DO THIS: Output each entry below as it stands, leaving out every picture.

------------------------------------

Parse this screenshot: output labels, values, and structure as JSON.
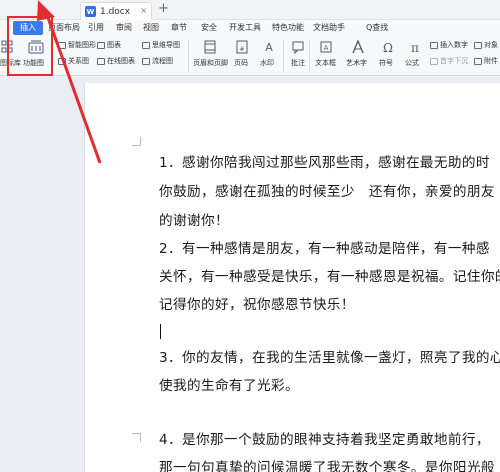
{
  "titlebar": {
    "doc_name": "1.docx",
    "doc_icon_letter": "W",
    "close_glyph": "×",
    "new_tab_glyph": "+"
  },
  "tabs": [
    {
      "label": "插入",
      "active": true
    },
    {
      "label": "页面布局"
    },
    {
      "label": "引用"
    },
    {
      "label": "审阅"
    },
    {
      "label": "视图"
    },
    {
      "label": "章节"
    },
    {
      "label": "安全"
    },
    {
      "label": "开发工具"
    },
    {
      "label": "特色功能"
    },
    {
      "label": "文档助手"
    }
  ],
  "search_label": "Q查找",
  "ribbon": {
    "big": {
      "iconlib": "图标库",
      "funcmap": "功能图",
      "header_footer": "页眉和页脚",
      "page_number": "页码",
      "watermark": "水印",
      "comment": "批注",
      "textbox": "文本框",
      "wordart": "艺术字",
      "symbol": "符号",
      "formula": "公式"
    },
    "small": {
      "smart_shape": "智能图形",
      "chart": "图表",
      "mindmap": "思维导图",
      "relation": "关系图",
      "online_chart": "在线图表",
      "flowchart": "流程图",
      "insert_number": "插入数字",
      "object": "对象",
      "first_sink": "首字下沉",
      "attachment": "附件"
    }
  },
  "annotation_color": "#e02d2d",
  "document_lines": [
    "1．感谢你陪我闯过那些风那些雨，感谢在最无助的时",
    "你鼓励，感谢在孤独的时候至少　还有你，亲爱的朋友",
    "的谢谢你！",
    "2．有一种感情是朋友，有一种感动是陪伴，有一种感",
    "关怀，有一种感受是快乐，有一种感恩是祝福。记住你的",
    "记得你的好，祝你感恩节快乐！",
    "3．你的友情，在我的生活里就像一盏灯，照亮了我的心",
    "使我的生命有了光彩。",
    "4．是你那一个鼓励的眼神支持着我坚定勇敢地前行，",
    "那一句句真挚的问候温暖了我无数个寒冬。是你阳光般"
  ]
}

------------------------------------

COMPLETE RESPONSE:
Parse this screenshot: output labels, values, and structure as JSON.
{
  "titlebar": {
    "doc_name": "1.docx",
    "doc_icon_letter": "W",
    "close_glyph": "×",
    "new_tab_glyph": "+"
  },
  "tabs": [
    {
      "label": "插入",
      "active": true
    },
    {
      "label": "页面布局"
    },
    {
      "label": "引用"
    },
    {
      "label": "审阅"
    },
    {
      "label": "视图"
    },
    {
      "label": "章节"
    },
    {
      "label": "安全"
    },
    {
      "label": "开发工具"
    },
    {
      "label": "特色功能"
    },
    {
      "label": "文档助手"
    }
  ],
  "search_label": "Q查找",
  "ribbon": {
    "big": {
      "iconlib": "图标库",
      "funcmap": "功能图",
      "header_footer": "页眉和页脚",
      "page_number": "页码",
      "watermark": "水印",
      "comment": "批注",
      "textbox": "文本框",
      "wordart": "艺术字",
      "symbol": "符号",
      "formula": "公式"
    },
    "small": {
      "smart_shape": "智能图形",
      "chart": "图表",
      "mindmap": "思维导图",
      "relation": "关系图",
      "online_chart": "在线图表",
      "flowchart": "流程图",
      "insert_number": "插入数字",
      "object": "对象",
      "first_sink": "首字下沉",
      "attachment": "附件"
    }
  },
  "annotation_color": "#e02d2d",
  "document_lines": [
    "1．感谢你陪我闯过那些风那些雨，感谢在最无助的时",
    "你鼓励，感谢在孤独的时候至少　还有你，亲爱的朋友",
    "的谢谢你！",
    "2．有一种感情是朋友，有一种感动是陪伴，有一种感",
    "关怀，有一种感受是快乐，有一种感恩是祝福。记住你的",
    "记得你的好，祝你感恩节快乐！",
    "3．你的友情，在我的生活里就像一盏灯，照亮了我的心",
    "使我的生命有了光彩。",
    "4．是你那一个鼓励的眼神支持着我坚定勇敢地前行，",
    "那一句句真挚的问候温暖了我无数个寒冬。是你阳光般"
  ]
}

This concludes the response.